The Time for Civilians to Own AR-15s Is Over - The American Spectator | USA News and Politics
The Time for Civilians to Own AR-15s Is Over


Presidents’ Day. I keep thinking that when I was a lad growing up in Silver Spring, Maryland, just across the Potomac, in Virginia, they also got to celebrate January 19, or the closest Monday day to it, as Robert E. Lee’s Birthday. They got school off, which seemed like a great deal. It’s hard to imagine that would happen now. Or is it? It turns out that Lee’s birthday is still a state holiday in Alabama, Arkansas, Georgia, and Mississippi. In a real stunning statement of how America has changed, it’s sometimes combined with Martin Luther King, Jr.’s birthday to make the holiday. Sometimes “Stonewall” Jackson’s birthday is tossed in there, too. What an amazingly flexible country this is.

And here’s something else as to which we need some change. It’s about guns.

Now, I’m a Second Amendment guy. I believe Americans who are sane and not criminals and pass a genuine background test should be allowed to own weapons for home protection and for target shooting and for self-defense. That makes perfect sense to me. How many of us are able to take on a strong young home intruder with our feeble old arms? But how much more fair the story is when you take the handiwork of Smith & Wesson out of your night stand?

So, owning a gun seems like a fairly good idea. And allowing grown men and women who pass strict tests to carry them either openly or in concealed carry makes sense, too. If you want to feel protected, you want to feel protected all of the time.

• **Set of tasks**
1. In the entries, starting at the first line and ending at the line containing "title-line: Eye-movements in", substitute "gaze-point" for "fixation-dot" and repeat those lines with nothing else altered.
2. Resume the opinion piece on civilian gun ownership, picking up right after its final paragraph.

• **Records supplied**
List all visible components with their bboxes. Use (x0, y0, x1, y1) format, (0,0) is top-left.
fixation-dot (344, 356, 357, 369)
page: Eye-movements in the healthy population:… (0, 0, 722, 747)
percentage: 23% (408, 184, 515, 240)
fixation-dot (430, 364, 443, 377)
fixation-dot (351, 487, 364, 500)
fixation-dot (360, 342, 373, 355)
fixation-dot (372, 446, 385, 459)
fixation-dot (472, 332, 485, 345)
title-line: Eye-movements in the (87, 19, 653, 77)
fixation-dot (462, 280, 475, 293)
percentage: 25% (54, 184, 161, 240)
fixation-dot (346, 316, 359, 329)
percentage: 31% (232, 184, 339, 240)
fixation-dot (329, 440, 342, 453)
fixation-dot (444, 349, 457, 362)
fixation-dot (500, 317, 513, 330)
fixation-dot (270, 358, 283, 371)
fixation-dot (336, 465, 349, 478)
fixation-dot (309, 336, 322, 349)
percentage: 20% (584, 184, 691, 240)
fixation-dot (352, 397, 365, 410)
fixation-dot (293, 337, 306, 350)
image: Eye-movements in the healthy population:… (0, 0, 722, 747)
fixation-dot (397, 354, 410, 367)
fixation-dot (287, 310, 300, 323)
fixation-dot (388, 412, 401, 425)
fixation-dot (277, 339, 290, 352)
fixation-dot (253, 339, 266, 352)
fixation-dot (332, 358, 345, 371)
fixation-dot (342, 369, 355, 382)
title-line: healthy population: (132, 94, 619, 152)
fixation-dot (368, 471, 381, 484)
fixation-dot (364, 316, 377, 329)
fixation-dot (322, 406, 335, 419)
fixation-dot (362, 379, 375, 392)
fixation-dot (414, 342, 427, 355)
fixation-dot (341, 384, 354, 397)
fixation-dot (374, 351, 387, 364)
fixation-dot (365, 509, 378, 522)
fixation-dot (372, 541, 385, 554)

• **Answers for the exercise**
1.
List all visible components with their bboxes. Use (x0, y0, x1, y1) format, (0,0) is top-left.
gaze-point (344, 356, 357, 369)
page: Eye-movements in the healthy population:… (0, 0, 722, 747)
percentage: 23% (408, 184, 515, 240)
gaze-point (430, 364, 443, 377)
gaze-point (351, 487, 364, 500)
gaze-point (360, 342, 373, 355)
gaze-point (372, 446, 385, 459)
gaze-point (472, 332, 485, 345)
title-line: Eye-movements in the (87, 19, 653, 77)

2.
But for the life of me, I cannot see why any American civilians need an AR-15 or any other military-style semi-automatic rifle. I understand why people want them. It makes your ordinary nerdy guy seem like he’s tough and rough and ready. It makes him feel as if he’s got some part of him that’s always steely and ready for action. But that’s not enough reason to own a gun that just begs to be used against people.

If you look at an AR-15 or any other similar weapon, it doesn’t look like it’s made for hunting. It doesn’t look like it’s made for target shooting. No, it’s made to kill other people. At least that’s what it looks like.

It looks like weapons in newsreels used to kill insurgents. It looks like weapons used in disgusting, violent video games to kill people. It looks as if it won’t ever be happy until you use it to kill someone.

I understand the Second Amendment arguments about semi-automatic military style weapons bans: if you let the camel put his nose under the tent, pretty soon he’s walking off with the tent. If you let the government ban the AR-15 and its many cousins, are automatic pistols next? Are shotguns next? Where is the stopping point?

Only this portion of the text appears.